— Your instructions —
In the entries below, every line that contains "title" must be located and copied.

— Records —
-----

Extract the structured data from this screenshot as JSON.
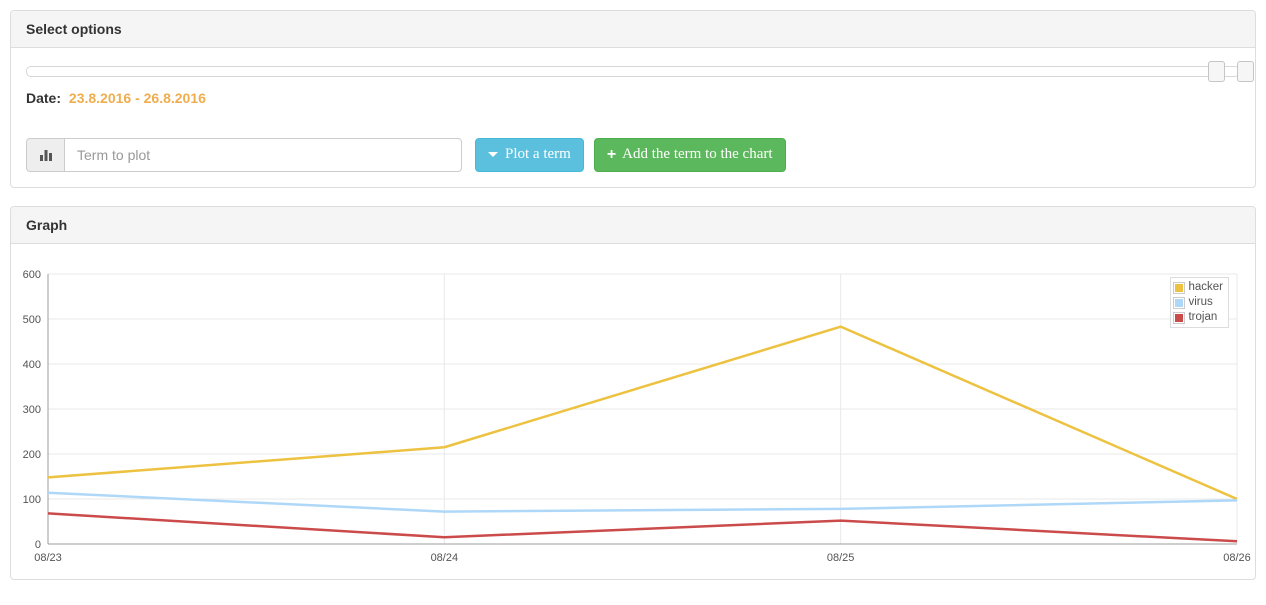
{
  "select_options_panel": {
    "title": "Select options",
    "date_label": "Date:",
    "date_range": "23.8.2016 - 26.8.2016",
    "term_input": {
      "placeholder": "Term to plot",
      "value": ""
    },
    "plot_button_label": "Plot a term",
    "add_button_label": "Add the term to the chart",
    "plus_glyph": "+"
  },
  "graph_panel": {
    "title": "Graph"
  },
  "colors": {
    "date_highlight": "#f0ad4e",
    "info_button": "#5bc0de",
    "success_button": "#5cb85c",
    "grid_line": "#e8e8e8",
    "axis_line": "#9c9c9c",
    "tick_text": "#545454"
  },
  "chart_data": {
    "type": "line",
    "title": "",
    "xlabel": "",
    "ylabel": "",
    "x": [
      "08/23",
      "08/24",
      "08/25",
      "08/26"
    ],
    "series": [
      {
        "name": "hacker",
        "color": "#edc240",
        "values": [
          148,
          215,
          483,
          100
        ]
      },
      {
        "name": "virus",
        "color": "#afd8f8",
        "values": [
          114,
          72,
          78,
          97
        ]
      },
      {
        "name": "trojan",
        "color": "#cb4b4b",
        "values": [
          68,
          15,
          52,
          6
        ]
      }
    ],
    "ylim": [
      0,
      600
    ],
    "yticks": [
      0,
      100,
      200,
      300,
      400,
      500,
      600
    ],
    "grid": true,
    "legend_position": "top-right"
  }
}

-----

— Output —
    "title": "Select options",
    "title": "Graph"
    "title": "",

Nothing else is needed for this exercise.